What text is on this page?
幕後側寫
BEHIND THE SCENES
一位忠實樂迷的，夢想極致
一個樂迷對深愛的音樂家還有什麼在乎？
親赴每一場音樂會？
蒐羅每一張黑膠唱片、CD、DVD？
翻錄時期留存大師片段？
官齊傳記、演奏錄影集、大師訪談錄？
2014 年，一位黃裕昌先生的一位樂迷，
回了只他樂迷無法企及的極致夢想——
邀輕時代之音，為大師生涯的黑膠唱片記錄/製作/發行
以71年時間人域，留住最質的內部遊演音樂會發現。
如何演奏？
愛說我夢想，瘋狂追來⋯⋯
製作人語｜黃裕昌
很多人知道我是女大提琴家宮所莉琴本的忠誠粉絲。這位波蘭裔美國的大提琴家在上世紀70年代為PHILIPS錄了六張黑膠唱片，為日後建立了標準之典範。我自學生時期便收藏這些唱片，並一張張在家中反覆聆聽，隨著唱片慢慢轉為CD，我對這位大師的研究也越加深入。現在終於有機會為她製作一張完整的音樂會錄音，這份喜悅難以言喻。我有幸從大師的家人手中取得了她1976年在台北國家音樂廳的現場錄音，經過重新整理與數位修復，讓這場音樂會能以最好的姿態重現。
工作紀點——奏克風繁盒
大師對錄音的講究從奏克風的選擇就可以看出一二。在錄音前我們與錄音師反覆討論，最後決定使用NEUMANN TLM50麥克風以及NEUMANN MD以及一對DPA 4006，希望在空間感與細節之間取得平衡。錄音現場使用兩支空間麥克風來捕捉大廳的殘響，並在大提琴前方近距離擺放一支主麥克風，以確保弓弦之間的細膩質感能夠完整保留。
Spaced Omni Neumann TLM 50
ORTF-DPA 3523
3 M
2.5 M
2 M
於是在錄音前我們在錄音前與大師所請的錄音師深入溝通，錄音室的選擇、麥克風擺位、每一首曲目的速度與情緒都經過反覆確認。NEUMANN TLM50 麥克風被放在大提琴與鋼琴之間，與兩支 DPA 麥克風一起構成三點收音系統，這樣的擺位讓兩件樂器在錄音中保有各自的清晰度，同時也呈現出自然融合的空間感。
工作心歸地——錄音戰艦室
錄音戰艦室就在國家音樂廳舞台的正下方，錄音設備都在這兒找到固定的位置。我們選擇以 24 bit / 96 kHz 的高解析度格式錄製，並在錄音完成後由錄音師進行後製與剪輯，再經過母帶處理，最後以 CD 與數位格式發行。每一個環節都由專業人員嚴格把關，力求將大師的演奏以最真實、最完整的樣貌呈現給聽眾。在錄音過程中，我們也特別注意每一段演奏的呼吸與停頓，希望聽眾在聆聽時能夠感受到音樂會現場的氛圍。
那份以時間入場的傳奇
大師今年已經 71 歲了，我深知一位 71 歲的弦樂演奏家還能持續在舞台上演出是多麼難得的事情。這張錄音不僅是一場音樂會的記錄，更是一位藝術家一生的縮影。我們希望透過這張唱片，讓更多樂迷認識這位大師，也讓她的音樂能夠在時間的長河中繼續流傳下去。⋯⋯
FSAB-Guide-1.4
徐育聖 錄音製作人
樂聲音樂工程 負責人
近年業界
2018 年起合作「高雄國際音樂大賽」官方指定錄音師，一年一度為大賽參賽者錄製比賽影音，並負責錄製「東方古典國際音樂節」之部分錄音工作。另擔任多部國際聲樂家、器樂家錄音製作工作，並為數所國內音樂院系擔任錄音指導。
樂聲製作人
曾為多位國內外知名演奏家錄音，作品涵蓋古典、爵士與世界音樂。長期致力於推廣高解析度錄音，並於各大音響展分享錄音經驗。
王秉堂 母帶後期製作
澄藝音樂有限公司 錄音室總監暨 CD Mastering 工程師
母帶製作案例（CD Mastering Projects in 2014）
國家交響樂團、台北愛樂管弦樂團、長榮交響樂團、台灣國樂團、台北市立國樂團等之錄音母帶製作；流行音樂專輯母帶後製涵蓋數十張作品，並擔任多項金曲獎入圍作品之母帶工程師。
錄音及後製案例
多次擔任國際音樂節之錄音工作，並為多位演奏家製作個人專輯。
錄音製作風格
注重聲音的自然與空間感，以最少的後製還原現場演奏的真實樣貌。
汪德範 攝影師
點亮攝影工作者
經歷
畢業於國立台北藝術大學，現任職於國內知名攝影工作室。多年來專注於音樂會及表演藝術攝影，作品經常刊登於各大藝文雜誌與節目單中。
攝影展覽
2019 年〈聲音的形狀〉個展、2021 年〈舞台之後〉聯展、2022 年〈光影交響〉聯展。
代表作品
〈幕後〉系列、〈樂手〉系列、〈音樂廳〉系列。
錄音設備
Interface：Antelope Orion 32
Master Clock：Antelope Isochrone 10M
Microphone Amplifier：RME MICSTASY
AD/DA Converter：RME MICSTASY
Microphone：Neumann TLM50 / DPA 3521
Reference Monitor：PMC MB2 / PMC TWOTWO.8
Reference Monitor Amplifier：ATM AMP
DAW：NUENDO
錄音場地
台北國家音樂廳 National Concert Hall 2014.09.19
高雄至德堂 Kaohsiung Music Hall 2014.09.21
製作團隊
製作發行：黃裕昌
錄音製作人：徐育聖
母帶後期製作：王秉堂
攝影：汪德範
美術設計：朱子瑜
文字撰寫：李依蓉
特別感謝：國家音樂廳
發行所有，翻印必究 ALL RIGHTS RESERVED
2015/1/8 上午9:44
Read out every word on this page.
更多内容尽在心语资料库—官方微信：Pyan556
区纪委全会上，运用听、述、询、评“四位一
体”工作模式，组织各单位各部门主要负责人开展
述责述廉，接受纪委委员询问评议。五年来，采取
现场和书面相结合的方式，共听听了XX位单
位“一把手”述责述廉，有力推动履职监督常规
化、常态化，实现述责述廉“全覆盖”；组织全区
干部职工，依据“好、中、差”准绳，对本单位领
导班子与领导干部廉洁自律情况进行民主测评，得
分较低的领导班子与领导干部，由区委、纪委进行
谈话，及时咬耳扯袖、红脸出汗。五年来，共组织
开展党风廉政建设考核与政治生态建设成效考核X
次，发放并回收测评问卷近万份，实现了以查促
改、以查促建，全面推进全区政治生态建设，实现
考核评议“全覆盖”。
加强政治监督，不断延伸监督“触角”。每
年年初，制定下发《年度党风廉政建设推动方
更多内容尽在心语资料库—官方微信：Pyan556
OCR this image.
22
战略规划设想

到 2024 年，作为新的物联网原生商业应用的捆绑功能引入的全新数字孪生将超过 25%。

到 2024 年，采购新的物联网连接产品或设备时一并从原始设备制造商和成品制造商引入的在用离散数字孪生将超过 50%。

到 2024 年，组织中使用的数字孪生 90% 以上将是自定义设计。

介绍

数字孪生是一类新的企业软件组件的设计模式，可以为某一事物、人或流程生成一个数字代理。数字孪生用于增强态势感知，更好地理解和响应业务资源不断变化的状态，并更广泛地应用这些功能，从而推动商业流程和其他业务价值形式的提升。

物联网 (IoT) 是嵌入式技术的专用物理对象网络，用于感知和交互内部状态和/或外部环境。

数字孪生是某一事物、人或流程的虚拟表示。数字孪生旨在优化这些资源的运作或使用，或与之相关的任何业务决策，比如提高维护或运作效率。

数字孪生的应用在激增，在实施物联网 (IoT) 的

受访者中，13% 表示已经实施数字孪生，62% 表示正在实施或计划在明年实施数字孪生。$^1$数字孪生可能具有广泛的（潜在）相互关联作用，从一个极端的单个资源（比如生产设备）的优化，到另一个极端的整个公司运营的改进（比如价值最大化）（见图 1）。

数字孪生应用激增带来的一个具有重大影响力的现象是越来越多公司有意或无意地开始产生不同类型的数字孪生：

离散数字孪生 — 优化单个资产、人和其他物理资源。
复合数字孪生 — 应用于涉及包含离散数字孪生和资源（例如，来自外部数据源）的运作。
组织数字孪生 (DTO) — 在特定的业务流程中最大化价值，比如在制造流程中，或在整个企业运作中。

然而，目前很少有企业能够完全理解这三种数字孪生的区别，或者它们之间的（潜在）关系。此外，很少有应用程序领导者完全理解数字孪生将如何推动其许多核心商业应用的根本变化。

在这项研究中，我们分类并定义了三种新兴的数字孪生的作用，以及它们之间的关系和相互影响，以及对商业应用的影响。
◇ ◇ ◇
Description of the task –
For the entries above, state how many lines contain the word "Monitor". Provide the number by itself.

Solved exercise –
2